[The records]:
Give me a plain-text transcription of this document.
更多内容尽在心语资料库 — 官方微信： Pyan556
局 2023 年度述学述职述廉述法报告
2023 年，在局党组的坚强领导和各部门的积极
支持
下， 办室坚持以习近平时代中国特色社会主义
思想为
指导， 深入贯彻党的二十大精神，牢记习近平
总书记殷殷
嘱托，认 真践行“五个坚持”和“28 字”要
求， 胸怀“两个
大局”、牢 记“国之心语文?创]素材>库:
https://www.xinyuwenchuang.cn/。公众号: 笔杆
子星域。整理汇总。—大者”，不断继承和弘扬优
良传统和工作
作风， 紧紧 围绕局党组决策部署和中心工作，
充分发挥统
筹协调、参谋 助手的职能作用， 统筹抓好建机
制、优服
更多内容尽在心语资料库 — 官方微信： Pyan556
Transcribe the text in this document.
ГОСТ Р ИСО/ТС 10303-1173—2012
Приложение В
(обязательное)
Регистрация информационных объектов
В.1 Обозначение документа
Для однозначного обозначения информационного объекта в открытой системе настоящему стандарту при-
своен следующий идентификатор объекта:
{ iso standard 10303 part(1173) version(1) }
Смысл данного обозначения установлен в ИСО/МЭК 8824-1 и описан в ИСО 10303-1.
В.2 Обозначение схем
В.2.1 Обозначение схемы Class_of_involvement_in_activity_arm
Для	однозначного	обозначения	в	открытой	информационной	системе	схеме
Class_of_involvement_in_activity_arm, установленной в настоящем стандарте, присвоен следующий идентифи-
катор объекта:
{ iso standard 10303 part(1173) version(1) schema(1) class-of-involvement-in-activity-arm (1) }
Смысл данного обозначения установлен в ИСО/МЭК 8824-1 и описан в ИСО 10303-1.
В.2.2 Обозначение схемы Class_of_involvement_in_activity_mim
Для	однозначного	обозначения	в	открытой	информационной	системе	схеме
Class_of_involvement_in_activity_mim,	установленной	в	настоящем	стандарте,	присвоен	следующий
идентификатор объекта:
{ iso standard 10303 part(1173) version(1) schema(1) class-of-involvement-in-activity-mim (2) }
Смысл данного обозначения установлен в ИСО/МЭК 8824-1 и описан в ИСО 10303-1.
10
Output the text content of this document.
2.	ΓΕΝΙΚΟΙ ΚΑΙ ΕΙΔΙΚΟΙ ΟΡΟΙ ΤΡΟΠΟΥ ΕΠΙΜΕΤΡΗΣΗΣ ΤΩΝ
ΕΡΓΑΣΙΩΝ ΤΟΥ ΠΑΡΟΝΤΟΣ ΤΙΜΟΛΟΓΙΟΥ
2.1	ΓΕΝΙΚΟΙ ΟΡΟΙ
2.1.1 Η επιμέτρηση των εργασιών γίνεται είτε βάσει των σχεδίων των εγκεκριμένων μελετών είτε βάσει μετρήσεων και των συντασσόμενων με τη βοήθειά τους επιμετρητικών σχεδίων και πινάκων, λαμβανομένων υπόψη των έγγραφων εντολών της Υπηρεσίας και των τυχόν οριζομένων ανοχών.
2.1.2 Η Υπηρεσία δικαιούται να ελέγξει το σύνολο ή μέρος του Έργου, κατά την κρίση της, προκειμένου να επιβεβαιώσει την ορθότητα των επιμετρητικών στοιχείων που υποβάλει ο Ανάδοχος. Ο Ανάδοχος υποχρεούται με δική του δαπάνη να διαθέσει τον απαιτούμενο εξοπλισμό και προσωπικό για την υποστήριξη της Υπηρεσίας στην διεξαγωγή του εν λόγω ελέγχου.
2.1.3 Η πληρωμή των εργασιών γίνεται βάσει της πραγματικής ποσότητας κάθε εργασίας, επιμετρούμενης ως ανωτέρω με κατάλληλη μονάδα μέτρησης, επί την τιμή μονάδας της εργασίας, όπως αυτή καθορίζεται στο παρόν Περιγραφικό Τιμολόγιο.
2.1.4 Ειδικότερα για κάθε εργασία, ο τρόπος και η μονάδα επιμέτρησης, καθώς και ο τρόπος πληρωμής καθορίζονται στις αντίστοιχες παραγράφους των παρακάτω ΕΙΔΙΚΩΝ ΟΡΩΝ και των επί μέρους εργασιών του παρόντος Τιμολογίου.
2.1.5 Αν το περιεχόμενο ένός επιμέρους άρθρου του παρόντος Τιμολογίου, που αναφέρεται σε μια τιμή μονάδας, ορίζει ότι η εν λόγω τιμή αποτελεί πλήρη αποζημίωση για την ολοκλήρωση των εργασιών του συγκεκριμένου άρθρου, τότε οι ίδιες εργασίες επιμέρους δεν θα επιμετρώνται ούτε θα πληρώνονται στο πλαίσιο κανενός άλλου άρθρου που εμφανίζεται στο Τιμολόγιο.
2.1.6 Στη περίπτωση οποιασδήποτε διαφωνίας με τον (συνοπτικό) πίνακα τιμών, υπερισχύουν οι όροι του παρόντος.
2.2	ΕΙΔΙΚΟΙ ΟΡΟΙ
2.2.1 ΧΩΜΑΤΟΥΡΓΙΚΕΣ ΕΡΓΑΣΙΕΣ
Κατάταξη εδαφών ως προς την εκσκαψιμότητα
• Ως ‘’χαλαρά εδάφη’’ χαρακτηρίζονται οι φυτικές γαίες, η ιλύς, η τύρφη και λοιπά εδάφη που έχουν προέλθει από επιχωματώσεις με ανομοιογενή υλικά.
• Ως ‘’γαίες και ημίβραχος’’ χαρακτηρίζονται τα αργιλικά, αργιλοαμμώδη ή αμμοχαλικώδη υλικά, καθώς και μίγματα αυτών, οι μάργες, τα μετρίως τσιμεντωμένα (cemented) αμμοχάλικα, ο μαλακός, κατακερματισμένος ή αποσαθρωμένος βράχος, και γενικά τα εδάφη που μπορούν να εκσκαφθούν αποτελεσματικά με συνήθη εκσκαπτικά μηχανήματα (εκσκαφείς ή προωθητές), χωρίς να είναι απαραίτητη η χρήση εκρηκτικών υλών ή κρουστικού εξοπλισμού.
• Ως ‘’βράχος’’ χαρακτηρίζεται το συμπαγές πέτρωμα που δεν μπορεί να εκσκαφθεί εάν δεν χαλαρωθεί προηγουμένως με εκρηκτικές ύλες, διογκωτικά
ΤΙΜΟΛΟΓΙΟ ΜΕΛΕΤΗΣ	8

[Given instruction]: Keep only those lines of the records that hold "this", and return them.

[Correct output]:
Give me a plain-text transcription of this document.
Transcribe the text in this document.
Output the text content of this document.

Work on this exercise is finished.